What to do: Leaving out the pictures, retype all the material exactly.

Figure contents as structured data:
___

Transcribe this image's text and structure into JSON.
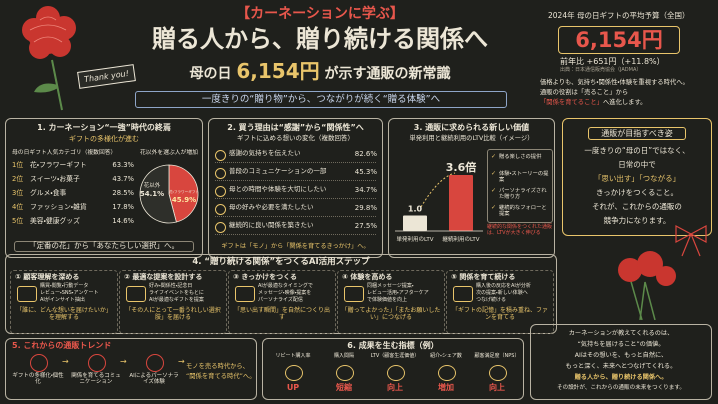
{
  "header": {
    "label": "【カーネーションに学ぶ】",
    "title": "贈る人から、贈り続ける関係へ",
    "subtitle": [
      "母の日",
      "6,154円",
      "が示す通販の新常識"
    ],
    "banner": "一度きりの“贈り物”から、つながりが続く“贈る体験”へ",
    "card": "Thank you!"
  },
  "budget": {
    "label": "2024年 母の日ギフトの平均予算（全国）",
    "amount": "6,154円",
    "change": "前年比 +651円（+11.8%）",
    "source": "出典：日本通信販売協会（JADMA）",
    "lines": [
      "価格よりも、気持ち・関係性・体験を重視する時代へ。",
      "通販の役割は「売ること」から"
    ],
    "highlight": "「関係を育てること」",
    "tail": "へ進化します。"
  },
  "panel1": {
    "title": "1. カーネーション“一強”時代の終焉",
    "subtitle": "ギフトの多様化が進む",
    "list_title": "母の日ギフト人気カテゴリ（複数回答）",
    "rows": [
      [
        "1位",
        "花・フラワーギフト",
        "63.3%"
      ],
      [
        "2位",
        "スイーツ・お菓子",
        "43.7%"
      ],
      [
        "3位",
        "グルメ・食事",
        "28.5%"
      ],
      [
        "4位",
        "ファッション・雑貨",
        "17.8%"
      ],
      [
        "5位",
        "美容・健康グッズ",
        "14.6%"
      ]
    ],
    "pie_title": "花以外を選ぶ人が増加",
    "pie": {
      "labels": [
        "花以外",
        "花・フラワーギフト"
      ],
      "values": [
        54.1,
        45.9
      ],
      "value_labels": [
        "54.1%",
        "45.9%"
      ],
      "colors": [
        "#2e2f2a",
        "#d8463e"
      ]
    },
    "footer": "「定番の花」から「あなたらしい選択」へ。"
  },
  "panel2": {
    "title": "2. 買う理由は“感謝”から“関係性”へ",
    "subtitle": "ギフトに込める想いの変化（複数回答）",
    "rows": [
      [
        "感謝の気持ちを伝えたい",
        "82.6%"
      ],
      [
        "普段のコミュニケーションの一部",
        "45.3%"
      ],
      [
        "母との時間や体験を大切にしたい",
        "34.7%"
      ],
      [
        "母の好みや必要を満たしたい",
        "29.8%"
      ],
      [
        "継続的に良い関係を築きたい",
        "27.5%"
      ]
    ],
    "footer": "ギフトは「モノ」から「関係を育てるきっかけ」へ。"
  },
  "panel3": {
    "title": "3. 通販に求められる新しい価値",
    "subtitle": "単発利用と継続利用のLTV比較（イメージ）",
    "bars": {
      "labels": [
        "単発利用のLTV",
        "継続利用のLTV"
      ],
      "values": [
        1.0,
        3.6
      ],
      "value_labels": [
        "1.0",
        "3.6倍"
      ],
      "colors": [
        "#ece6d6",
        "#d8463e"
      ]
    },
    "checklist": [
      "贈る楽しさの提供",
      "体験・ストーリーの提案",
      "パーソナライズされた贈り方",
      "継続的なフォローと提案"
    ],
    "note": "継続的な関係をつくれた通販は、LTVが大きく伸びる"
  },
  "panel4": {
    "title": "通販が目指すべき姿",
    "lines": [
      "一度きりの“母の日”ではなく、",
      "日常の中で",
      "「思い出す」「つながる」",
      "きっかけをつくること。",
      "それが、これからの通販の",
      "競争力になります。"
    ]
  },
  "section4": {
    "title": "4. “贈り続ける関係”をつくるAI活用ステップ",
    "steps": [
      {
        "title": "① 顧客理解を深める",
        "desc": [
          "購買・閲覧・行動データ",
          "レビュー・SNS・アンケート",
          "AIがインサイト抽出"
        ],
        "quote": "「誰に、どんな想いを届けたいか」を理解する"
      },
      {
        "title": "② 最適な提案を設計する",
        "desc": [
          "好み・関係性・記念日",
          "ライフイベントをもとに",
          "AIが最適なギフトを提案"
        ],
        "quote": "「その人にとって一番うれしい選択肢」を届ける"
      },
      {
        "title": "③ きっかけをつくる",
        "desc": [
          "AIが最適なタイミングで",
          "メッセージ・映像・提案を",
          "パーソナライズ配信"
        ],
        "quote": "「思い出す瞬間」を自然につくり出す"
      },
      {
        "title": "④ 体験を高める",
        "desc": [
          "同梱メッセージ提案・",
          "レビュー活用・アフターケア",
          "で体験価値を向上"
        ],
        "quote": "「贈ってよかった」「またお願いしたい」につなげる"
      },
      {
        "title": "⑤ 関係を育て続ける",
        "desc": [
          "購入後の反応をAIが分析",
          "次の提案・新しい体験へ",
          "つなげ続ける"
        ],
        "quote": "「ギフトの記憶」を積み重ね、ファンを育てる"
      }
    ]
  },
  "section5": {
    "title": "5. これからの通販トレンド",
    "items": [
      "ギフトの多様化・個性化",
      "関係を育てるコミュニケーション",
      "AIによるパーソナライズ体験"
    ],
    "conclusion": [
      "モノを売る時代から、",
      "“関係を育てる時代”へ。"
    ]
  },
  "section6": {
    "title": "6. 成果を生む指標（例）",
    "metrics": [
      {
        "name": "リピート購入率",
        "result": "UP"
      },
      {
        "name": "購入間隔",
        "result": "短縮"
      },
      {
        "name": "LTV（顧客生涯価値）",
        "result": "向上"
      },
      {
        "name": "紹介・シェア数",
        "result": "増加"
      },
      {
        "name": "顧客満足度（NPS）",
        "result": "向上"
      }
    ]
  },
  "closing": {
    "lines": [
      "カーネーションが教えてくれるのは、",
      "“気持ちを届けること”の価値。",
      "AIはその想いを、もっと自然に、",
      "もっと深く、未来へとつなげてくれる。",
      "贈る人から、贈り続ける関係へ。",
      "その設計が、これからの通販の未来をつくります。"
    ]
  }
}
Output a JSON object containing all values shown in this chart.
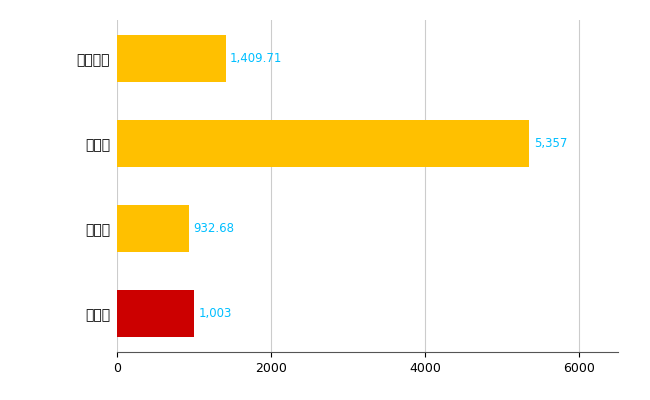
{
  "categories": [
    "能代市",
    "県平均",
    "県最大",
    "全国平均"
  ],
  "values": [
    1003,
    932.68,
    5357,
    1409.71
  ],
  "bar_colors": [
    "#CC0000",
    "#FFC000",
    "#FFC000",
    "#FFC000"
  ],
  "labels": [
    "1,003",
    "932.68",
    "5,357",
    "1,409.71"
  ],
  "xlim": [
    0,
    6500
  ],
  "xticks": [
    0,
    2000,
    4000,
    6000
  ],
  "bar_height": 0.55,
  "background_color": "#FFFFFF",
  "grid_color": "#CCCCCC",
  "label_color": "#00BFFF",
  "label_fontsize": 8.5,
  "tick_fontsize": 9,
  "ylabel_fontsize": 10
}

___

Exercise result:
Transcribe this image's text and structure into JSON.
{
  "header": {
    "label": "【カーネーションに学ぶ】",
    "title": "贈る人から、贈り続ける関係へ",
    "subtitle": [
      "母の日",
      "6,154円",
      "が示す通販の新常識"
    ],
    "banner": "一度きりの“贈り物”から、つながりが続く“贈る体験”へ",
    "card": "Thank you!"
  },
  "budget": {
    "label": "2024年 母の日ギフトの平均予算（全国）",
    "amount": "6,154円",
    "change": "前年比 +651円（+11.8%）",
    "source": "出典：日本通信販売協会（JADMA）",
    "lines": [
      "価格よりも、気持ち・関係性・体験を重視する時代へ。",
      "通販の役割は「売ること」から"
    ],
    "highlight": "「関係を育てること」",
    "tail": "へ進化します。"
  },
  "panel1": {
    "title": "1. カーネーション“一強”時代の終焉",
    "subtitle": "ギフトの多様化が進む",
    "list_title": "母の日ギフト人気カテゴリ（複数回答）",
    "rows": [
      [
        "1位",
        "花・フラワーギフト",
        "63.3%"
      ],
      [
        "2位",
        "スイーツ・お菓子",
        "43.7%"
      ],
      [
        "3位",
        "グルメ・食事",
        "28.5%"
      ],
      [
        "4位",
        "ファッション・雑貨",
        "17.8%"
      ],
      [
        "5位",
        "美容・健康グッズ",
        "14.6%"
      ]
    ],
    "pie_title": "花以外を選ぶ人が増加",
    "pie": {
      "labels": [
        "花以外",
        "花・フラワーギフト"
      ],
      "values": [
        54.1,
        45.9
      ],
      "value_labels": [
        "54.1%",
        "45.9%"
      ],
      "colors": [
        "#2e2f2a",
        "#d8463e"
      ]
    },
    "footer": "「定番の花」から「あなたらしい選択」へ。"
  },
  "panel2": {
    "title": "2. 買う理由は“感謝”から“関係性”へ",
    "subtitle": "ギフトに込める想いの変化（複数回答）",
    "rows": [
      [
        "感謝の気持ちを伝えたい",
        "82.6%"
      ],
      [
        "普段のコミュニケーションの一部",
        "45.3%"
      ],
      [
        "母との時間や体験を大切にしたい",
        "34.7%"
      ],
      [
        "母の好みや必要を満たしたい",
        "29.8%"
      ],
      [
        "継続的に良い関係を築きたい",
        "27.5%"
      ]
    ],
    "footer": "ギフトは「モノ」から「関係を育てるきっかけ」へ。"
  },
  "panel3": {
    "title": "3. 通販に求められる新しい価値",
    "subtitle": "単発利用と継続利用のLTV比較（イメージ）",
    "bars": {
      "labels": [
        "単発利用のLTV",
        "継続利用のLTV"
      ],
      "values": [
        1.0,
        3.6
      ],
      "value_labels": [
        "1.0",
        "3.6倍"
      ],
      "colors": [
        "#ece6d6",
        "#d8463e"
      ]
    },
    "checklist": [
      "贈る楽しさの提供",
      "体験・ストーリーの提案",
      "パーソナライズされた贈り方",
      "継続的なフォローと提案"
    ],
    "note": "継続的な関係をつくれた通販は、LTVが大きく伸びる"
  },
  "panel4": {
    "title": "通販が目指すべき姿",
    "lines": [
      "一度きりの“母の日”ではなく、",
      "日常の中で",
      "「思い出す」「つながる」",
      "きっかけをつくること。",
      "それが、これからの通販の",
      "競争力になります。"
    ]
  },
  "section4": {
    "title": "4. “贈り続ける関係”をつくるAI活用ステップ",
    "steps": [
      {
        "title": "① 顧客理解を深める",
        "desc": [
          "購買・閲覧・行動データ",
          "レビュー・SNS・アンケート",
          "AIがインサイト抽出"
        ],
        "quote": "「誰に、どんな想いを届けたいか」を理解する"
      },
      {
        "title": "② 最適な提案を設計する",
        "desc": [
          "好み・関係性・記念日",
          "ライフイベントをもとに",
          "AIが最適なギフトを提案"
        ],
        "quote": "「その人にとって一番うれしい選択肢」を届ける"
      },
      {
        "title": "③ きっかけをつくる",
        "desc": [
          "AIが最適なタイミングで",
          "メッセージ・映像・提案を",
          "パーソナライズ配信"
        ],
        "quote": "「思い出す瞬間」を自然につくり出す"
      },
      {
        "title": "④ 体験を高める",
        "desc": [
          "同梱メッセージ提案・",
          "レビュー活用・アフターケア",
          "で体験価値を向上"
        ],
        "quote": "「贈ってよかった」「またお願いしたい」につなげる"
      },
      {
        "title": "⑤ 関係を育て続ける",
        "desc": [
          "購入後の反応をAIが分析",
          "次の提案・新しい体験へ",
          "つなげ続ける"
        ],
        "quote": "「ギフトの記憶」を積み重ね、ファンを育てる"
      }
    ]
  },
  "section5": {
    "title": "5. これからの通販トレンド",
    "items": [
      "ギフトの多様化・個性化",
      "関係を育てるコミュニケーション",
      "AIによるパーソナライズ体験"
    ],
    "conclusion": [
      "モノを売る時代から、",
      "“関係を育てる時代”へ。"
    ]
  },
  "section6": {
    "title": "6. 成果を生む指標（例）",
    "metrics": [
      {
        "name": "リピート購入率",
        "result": "UP"
      },
      {
        "name": "購入間隔",
        "result": "短縮"
      },
      {
        "name": "LTV（顧客生涯価値）",
        "result": "向上"
      },
      {
        "name": "紹介・シェア数",
        "result": "増加"
      },
      {
        "name": "顧客満足度（NPS）",
        "result": "向上"
      }
    ]
  },
  "closing": {
    "lines": [
      "カーネーションが教えてくれるのは、",
      "“気持ちを届けること”の価値。",
      "AIはその想いを、もっと自然に、",
      "もっと深く、未来へとつなげてくれる。",
      "贈る人から、贈り続ける関係へ。",
      "その設計が、これからの通販の未来をつくります。"
    ]
  }
}
Output a JSON object containing all values shown in this chart.
{
  "categories": [
    "能代市",
    "県平均",
    "県最大",
    "全国平均"
  ],
  "values": [
    1003,
    932.68,
    5357,
    1409.71
  ],
  "bar_colors": [
    "#CC0000",
    "#FFC000",
    "#FFC000",
    "#FFC000"
  ],
  "labels": [
    "1,003",
    "932.68",
    "5,357",
    "1,409.71"
  ],
  "xlim": [
    0,
    6500
  ],
  "xticks": [
    0,
    2000,
    4000,
    6000
  ],
  "bar_height": 0.55,
  "background_color": "#FFFFFF",
  "grid_color": "#CCCCCC",
  "label_color": "#00BFFF",
  "label_fontsize": 8.5,
  "tick_fontsize": 9,
  "ylabel_fontsize": 10
}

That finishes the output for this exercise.